Work to be completed: Extract every line below that contains the word "vakituisesti".
╭──
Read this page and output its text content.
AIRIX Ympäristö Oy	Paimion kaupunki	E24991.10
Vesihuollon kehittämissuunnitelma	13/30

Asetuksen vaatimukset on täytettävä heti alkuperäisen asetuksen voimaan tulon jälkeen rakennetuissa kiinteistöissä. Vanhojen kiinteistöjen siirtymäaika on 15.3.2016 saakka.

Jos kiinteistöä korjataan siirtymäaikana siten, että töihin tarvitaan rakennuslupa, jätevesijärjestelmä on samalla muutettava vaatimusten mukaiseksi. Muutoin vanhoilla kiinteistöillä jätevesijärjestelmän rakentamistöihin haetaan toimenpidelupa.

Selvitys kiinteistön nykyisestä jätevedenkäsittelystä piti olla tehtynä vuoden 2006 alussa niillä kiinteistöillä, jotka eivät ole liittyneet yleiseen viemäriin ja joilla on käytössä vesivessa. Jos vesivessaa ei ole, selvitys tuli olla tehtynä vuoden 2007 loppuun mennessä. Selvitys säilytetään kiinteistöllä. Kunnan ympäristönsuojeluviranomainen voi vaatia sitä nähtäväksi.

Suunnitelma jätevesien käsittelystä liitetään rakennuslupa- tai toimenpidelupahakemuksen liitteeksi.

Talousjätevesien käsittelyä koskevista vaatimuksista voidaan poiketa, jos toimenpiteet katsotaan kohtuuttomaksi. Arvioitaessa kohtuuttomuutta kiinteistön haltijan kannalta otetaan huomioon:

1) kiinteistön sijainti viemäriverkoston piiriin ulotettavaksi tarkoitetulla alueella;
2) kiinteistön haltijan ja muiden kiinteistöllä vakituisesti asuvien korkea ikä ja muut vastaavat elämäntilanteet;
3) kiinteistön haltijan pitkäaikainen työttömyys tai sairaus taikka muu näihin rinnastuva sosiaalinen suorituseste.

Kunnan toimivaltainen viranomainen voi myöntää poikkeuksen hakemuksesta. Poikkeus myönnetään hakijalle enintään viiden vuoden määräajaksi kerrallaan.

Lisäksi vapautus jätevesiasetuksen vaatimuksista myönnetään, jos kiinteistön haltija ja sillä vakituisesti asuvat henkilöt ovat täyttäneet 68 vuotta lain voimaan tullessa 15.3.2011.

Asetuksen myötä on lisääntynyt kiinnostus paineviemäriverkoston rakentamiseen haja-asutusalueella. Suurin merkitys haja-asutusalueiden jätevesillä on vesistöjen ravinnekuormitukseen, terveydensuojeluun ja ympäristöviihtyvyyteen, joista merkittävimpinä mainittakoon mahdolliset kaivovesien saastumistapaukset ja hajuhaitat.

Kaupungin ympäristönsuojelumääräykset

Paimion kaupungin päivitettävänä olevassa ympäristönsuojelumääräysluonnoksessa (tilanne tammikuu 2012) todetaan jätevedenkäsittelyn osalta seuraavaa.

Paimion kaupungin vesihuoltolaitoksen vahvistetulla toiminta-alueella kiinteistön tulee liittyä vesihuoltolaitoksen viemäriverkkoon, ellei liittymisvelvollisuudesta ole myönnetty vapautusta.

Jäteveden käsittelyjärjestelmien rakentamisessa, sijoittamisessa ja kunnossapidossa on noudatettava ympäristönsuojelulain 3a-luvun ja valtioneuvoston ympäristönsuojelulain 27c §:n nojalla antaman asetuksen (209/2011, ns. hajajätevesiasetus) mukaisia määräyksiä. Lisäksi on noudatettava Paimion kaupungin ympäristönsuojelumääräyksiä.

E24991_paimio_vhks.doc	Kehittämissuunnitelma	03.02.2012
╰──
╭──
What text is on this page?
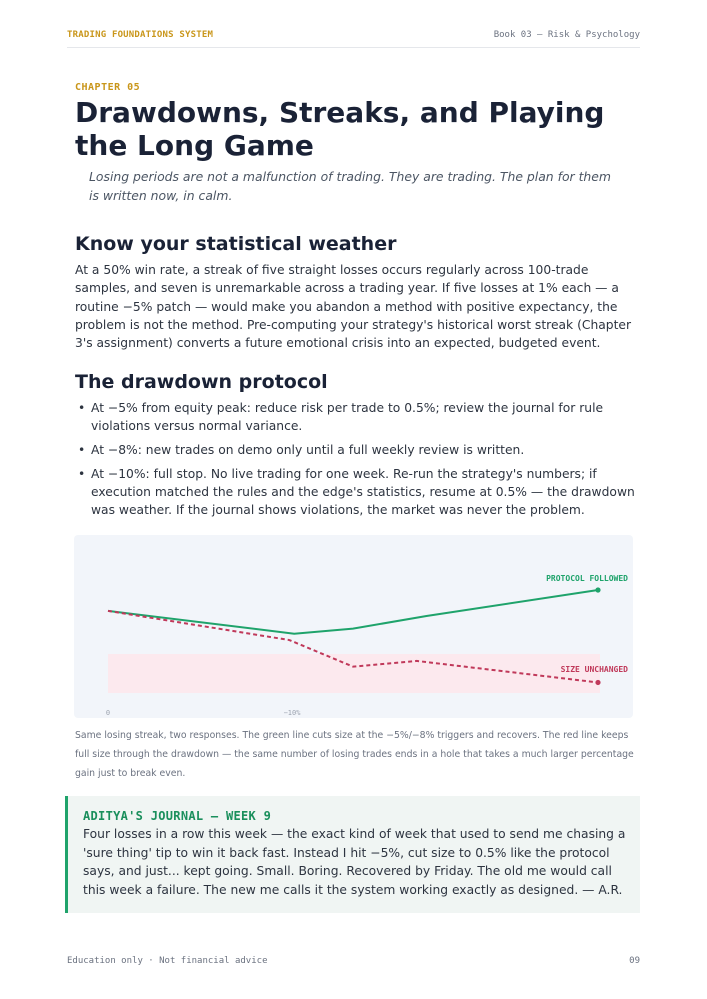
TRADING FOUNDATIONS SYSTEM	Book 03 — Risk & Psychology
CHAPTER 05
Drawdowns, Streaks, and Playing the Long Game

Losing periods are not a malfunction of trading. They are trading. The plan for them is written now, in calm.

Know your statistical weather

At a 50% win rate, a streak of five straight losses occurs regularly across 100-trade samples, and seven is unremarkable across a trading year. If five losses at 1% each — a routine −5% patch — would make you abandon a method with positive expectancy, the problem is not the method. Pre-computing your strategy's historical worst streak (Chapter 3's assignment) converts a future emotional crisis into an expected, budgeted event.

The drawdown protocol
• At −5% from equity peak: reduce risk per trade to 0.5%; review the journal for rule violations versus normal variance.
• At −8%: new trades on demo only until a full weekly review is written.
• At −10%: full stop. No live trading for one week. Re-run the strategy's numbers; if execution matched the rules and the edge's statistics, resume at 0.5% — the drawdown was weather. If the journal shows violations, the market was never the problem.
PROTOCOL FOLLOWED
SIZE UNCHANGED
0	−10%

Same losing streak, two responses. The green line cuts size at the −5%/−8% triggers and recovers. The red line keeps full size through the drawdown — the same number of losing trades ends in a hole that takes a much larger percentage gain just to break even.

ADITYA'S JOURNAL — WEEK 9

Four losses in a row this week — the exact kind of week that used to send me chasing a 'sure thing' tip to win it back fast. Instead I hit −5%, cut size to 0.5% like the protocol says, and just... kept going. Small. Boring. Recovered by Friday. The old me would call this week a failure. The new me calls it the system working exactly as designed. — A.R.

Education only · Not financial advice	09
╰──
Right answer:
2) kiinteistön haltijan ja muiden kiinteistöllä vakituisesti asuvien korkea ikä ja muut vastaavat elämäntilanteet;
Lisäksi vapautus jätevesiasetuksen vaatimuksista myönnetään, jos kiinteistön haltija ja sillä vakituisesti asuvat henkilöt ovat täyttäneet 68 vuotta lain voimaan tullessa 15.3.2011.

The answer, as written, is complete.